Given problem:
Write out the records beneath this line exactly as they appear, minus any images.

Recorded information:

○ ○ ○ ○

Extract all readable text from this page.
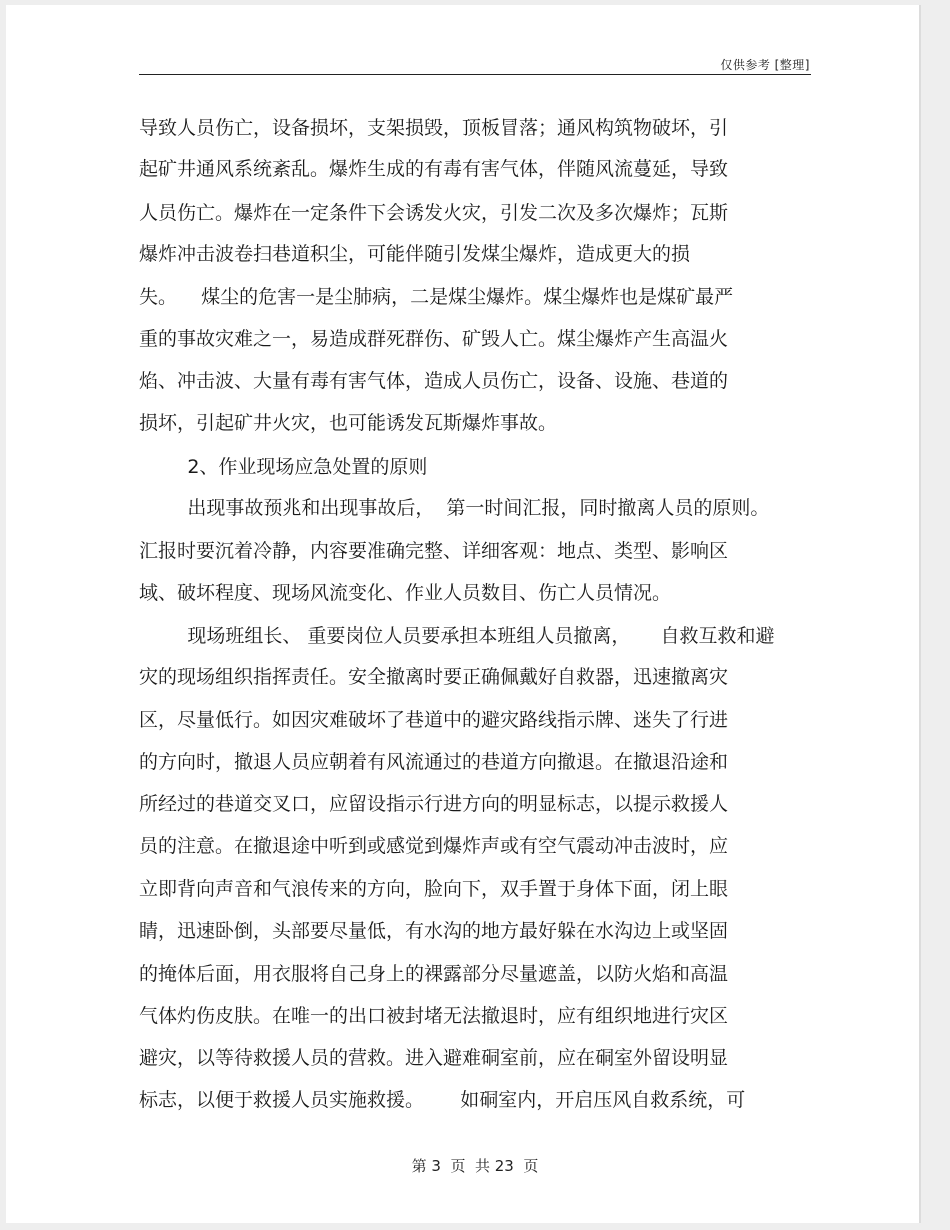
仅供参考 [整理]
导致人员伤亡，设备损坏，支架损毁，顶板冒落；通风构筑物破坏，引
起矿井通风系统紊乱。爆炸生成的有毒有害气体，伴随风流蔓延，导致
人员伤亡。爆炸在一定条件下会诱发火灾，引发二次及多次爆炸；瓦斯
爆炸冲击波卷扫巷道积尘，可能伴随引发煤尘爆炸，造成更大的损
失。    煤尘的危害一是尘肺病，二是煤尘爆炸。煤尘爆炸也是煤矿最严
重的事故灾难之一，易造成群死群伤、矿毁人亡。煤尘爆炸产生高温火
焰、冲击波、大量有毒有害气体，造成人员伤亡，设备、设施、巷道的
损坏，引起矿井火灾，也可能诱发瓦斯爆炸事故。
2、作业现场应急处置的原则
出现事故预兆和出现事故后，  第一时间汇报，同时撤离人员的原则。
汇报时要沉着冷静，内容要准确完整、详细客观：地点、类型、影响区
域、破坏程度、现场风流变化、作业人员数目、伤亡人员情况。
现场班组长、 重要岗位人员要承担本班组人员撤离，     自救互救和避
灾的现场组织指挥责任。安全撤离时要正确佩戴好自救器，迅速撤离灾
区，尽量低行。如因灾难破坏了巷道中的避灾路线指示牌、迷失了行进
的方向时，撤退人员应朝着有风流通过的巷道方向撤退。在撤退沿途和
所经过的巷道交叉口，应留设指示行进方向的明显标志，以提示救援人
员的注意。在撤退途中听到或感觉到爆炸声或有空气震动冲击波时，应
立即背向声音和气浪传来的方向，脸向下，双手置于身体下面，闭上眼
睛，迅速卧倒，头部要尽量低，有水沟的地方最好躲在水沟边上或坚固
的掩体后面，用衣服将自己身上的裸露部分尽量遮盖，以防火焰和高温
气体灼伤皮肤。在唯一的出口被封堵无法撤退时，应有组织地进行灾区
避灾，以等待救援人员的营救。进入避难硐室前，应在硐室外留设明显
标志，以便于救援人员实施救援。      如硐室内，开启压风自救系统，可
第 3  页  共 23  页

○ ○ ○ ○

Task solution:
Extract all readable text from this page.
仅供参考 [整理]
导致人员伤亡，设备损坏，支架损毁，顶板冒落；通风构筑物破坏，引
起矿井通风系统紊乱。爆炸生成的有毒有害气体，伴随风流蔓延，导致
人员伤亡。爆炸在一定条件下会诱发火灾，引发二次及多次爆炸；瓦斯
爆炸冲击波卷扫巷道积尘，可能伴随引发煤尘爆炸，造成更大的损
失。    煤尘的危害一是尘肺病，二是煤尘爆炸。煤尘爆炸也是煤矿最严
重的事故灾难之一，易造成群死群伤、矿毁人亡。煤尘爆炸产生高温火
焰、冲击波、大量有毒有害气体，造成人员伤亡，设备、设施、巷道的
损坏，引起矿井火灾，也可能诱发瓦斯爆炸事故。
2、作业现场应急处置的原则
出现事故预兆和出现事故后，  第一时间汇报，同时撤离人员的原则。
汇报时要沉着冷静，内容要准确完整、详细客观：地点、类型、影响区
域、破坏程度、现场风流变化、作业人员数目、伤亡人员情况。
现场班组长、 重要岗位人员要承担本班组人员撤离，     自救互救和避
灾的现场组织指挥责任。安全撤离时要正确佩戴好自救器，迅速撤离灾
区，尽量低行。如因灾难破坏了巷道中的避灾路线指示牌、迷失了行进
的方向时，撤退人员应朝着有风流通过的巷道方向撤退。在撤退沿途和
所经过的巷道交叉口，应留设指示行进方向的明显标志，以提示救援人
员的注意。在撤退途中听到或感觉到爆炸声或有空气震动冲击波时，应
立即背向声音和气浪传来的方向，脸向下，双手置于身体下面，闭上眼
睛，迅速卧倒，头部要尽量低，有水沟的地方最好躲在水沟边上或坚固
的掩体后面，用衣服将自己身上的裸露部分尽量遮盖，以防火焰和高温
气体灼伤皮肤。在唯一的出口被封堵无法撤退时，应有组织地进行灾区
避灾，以等待救援人员的营救。进入避难硐室前，应在硐室外留设明显
标志，以便于救援人员实施救援。      如硐室内，开启压风自救系统，可
第 3  页  共 23  页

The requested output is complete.